◆ **Entries shown**:
-----
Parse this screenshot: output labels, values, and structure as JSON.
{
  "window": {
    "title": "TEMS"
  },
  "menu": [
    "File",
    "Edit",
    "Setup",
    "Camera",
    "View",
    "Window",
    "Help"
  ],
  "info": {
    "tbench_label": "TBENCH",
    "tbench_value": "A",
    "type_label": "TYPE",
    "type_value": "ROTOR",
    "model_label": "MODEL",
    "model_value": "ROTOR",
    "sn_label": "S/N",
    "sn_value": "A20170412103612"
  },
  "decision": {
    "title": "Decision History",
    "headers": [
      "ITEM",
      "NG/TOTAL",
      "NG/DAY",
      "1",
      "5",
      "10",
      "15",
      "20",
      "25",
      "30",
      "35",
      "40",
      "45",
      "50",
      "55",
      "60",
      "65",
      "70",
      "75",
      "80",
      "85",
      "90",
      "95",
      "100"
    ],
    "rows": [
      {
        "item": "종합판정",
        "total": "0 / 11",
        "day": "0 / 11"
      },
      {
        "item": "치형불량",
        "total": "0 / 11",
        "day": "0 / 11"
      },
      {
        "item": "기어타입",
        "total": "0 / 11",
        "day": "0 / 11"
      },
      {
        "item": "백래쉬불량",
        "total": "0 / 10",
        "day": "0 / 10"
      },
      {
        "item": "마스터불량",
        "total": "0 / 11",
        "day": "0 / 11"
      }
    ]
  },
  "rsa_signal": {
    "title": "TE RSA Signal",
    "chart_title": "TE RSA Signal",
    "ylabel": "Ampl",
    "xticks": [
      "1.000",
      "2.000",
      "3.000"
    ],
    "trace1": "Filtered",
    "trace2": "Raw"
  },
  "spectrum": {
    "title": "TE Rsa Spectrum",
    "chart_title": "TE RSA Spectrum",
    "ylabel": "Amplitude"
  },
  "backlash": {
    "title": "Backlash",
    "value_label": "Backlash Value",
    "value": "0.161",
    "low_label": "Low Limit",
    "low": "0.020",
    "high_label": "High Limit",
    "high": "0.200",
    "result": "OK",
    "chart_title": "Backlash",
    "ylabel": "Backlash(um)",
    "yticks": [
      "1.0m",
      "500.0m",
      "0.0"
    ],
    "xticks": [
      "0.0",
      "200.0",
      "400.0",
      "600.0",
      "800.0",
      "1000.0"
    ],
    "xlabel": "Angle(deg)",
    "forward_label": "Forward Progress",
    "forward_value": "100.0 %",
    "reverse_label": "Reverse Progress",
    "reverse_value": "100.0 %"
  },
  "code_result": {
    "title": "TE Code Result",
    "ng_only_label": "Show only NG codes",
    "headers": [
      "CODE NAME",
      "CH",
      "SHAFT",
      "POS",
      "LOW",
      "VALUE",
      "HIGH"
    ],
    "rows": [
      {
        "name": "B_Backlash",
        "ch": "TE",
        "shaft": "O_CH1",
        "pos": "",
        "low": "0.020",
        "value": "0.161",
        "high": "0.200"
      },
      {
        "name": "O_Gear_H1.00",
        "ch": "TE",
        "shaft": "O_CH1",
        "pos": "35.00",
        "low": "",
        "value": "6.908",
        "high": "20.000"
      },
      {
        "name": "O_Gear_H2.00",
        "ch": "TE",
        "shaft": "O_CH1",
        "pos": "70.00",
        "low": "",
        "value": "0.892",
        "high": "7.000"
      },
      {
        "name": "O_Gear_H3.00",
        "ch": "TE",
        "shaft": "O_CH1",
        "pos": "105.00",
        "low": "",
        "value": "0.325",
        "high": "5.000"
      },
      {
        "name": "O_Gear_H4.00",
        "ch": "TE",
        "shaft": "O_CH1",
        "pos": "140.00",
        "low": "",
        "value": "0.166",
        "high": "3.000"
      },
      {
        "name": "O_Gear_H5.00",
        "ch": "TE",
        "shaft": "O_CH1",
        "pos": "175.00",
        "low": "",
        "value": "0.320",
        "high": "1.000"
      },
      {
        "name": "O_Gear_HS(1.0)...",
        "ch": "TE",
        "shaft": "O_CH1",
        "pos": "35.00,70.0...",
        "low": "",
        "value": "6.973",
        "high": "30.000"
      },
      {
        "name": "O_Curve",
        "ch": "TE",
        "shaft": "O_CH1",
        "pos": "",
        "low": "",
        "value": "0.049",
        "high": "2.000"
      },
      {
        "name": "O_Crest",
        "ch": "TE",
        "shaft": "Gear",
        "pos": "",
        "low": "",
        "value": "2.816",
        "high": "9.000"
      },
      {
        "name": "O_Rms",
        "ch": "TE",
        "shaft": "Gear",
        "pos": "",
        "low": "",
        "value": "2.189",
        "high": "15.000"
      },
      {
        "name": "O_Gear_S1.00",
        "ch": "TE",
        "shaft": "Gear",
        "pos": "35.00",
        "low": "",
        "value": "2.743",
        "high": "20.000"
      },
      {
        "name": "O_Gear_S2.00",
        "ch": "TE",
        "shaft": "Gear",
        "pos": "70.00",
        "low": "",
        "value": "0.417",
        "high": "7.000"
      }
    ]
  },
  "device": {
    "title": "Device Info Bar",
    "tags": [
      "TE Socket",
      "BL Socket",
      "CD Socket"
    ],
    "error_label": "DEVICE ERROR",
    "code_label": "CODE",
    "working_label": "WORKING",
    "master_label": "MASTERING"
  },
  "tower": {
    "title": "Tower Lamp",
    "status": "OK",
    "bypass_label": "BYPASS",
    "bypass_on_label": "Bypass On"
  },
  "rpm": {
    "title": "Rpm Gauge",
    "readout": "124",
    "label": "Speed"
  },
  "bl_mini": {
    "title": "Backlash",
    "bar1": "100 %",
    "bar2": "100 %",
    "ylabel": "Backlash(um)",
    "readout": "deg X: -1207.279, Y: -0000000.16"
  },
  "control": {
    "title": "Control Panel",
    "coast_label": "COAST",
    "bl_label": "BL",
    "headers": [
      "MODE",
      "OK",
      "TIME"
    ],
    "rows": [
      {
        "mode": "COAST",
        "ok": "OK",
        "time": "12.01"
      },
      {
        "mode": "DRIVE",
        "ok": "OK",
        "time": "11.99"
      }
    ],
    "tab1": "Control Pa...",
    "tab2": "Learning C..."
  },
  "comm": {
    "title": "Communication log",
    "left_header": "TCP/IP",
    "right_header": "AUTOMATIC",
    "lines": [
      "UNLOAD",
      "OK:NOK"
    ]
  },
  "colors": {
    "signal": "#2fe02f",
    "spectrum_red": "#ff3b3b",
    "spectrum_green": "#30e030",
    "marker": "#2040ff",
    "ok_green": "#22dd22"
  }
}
-----
◆ **Written exercise**:
Examine the data above and state how many of its lines contain the word "ylabel", with no further remarks.

◆ **Exercise response**:
4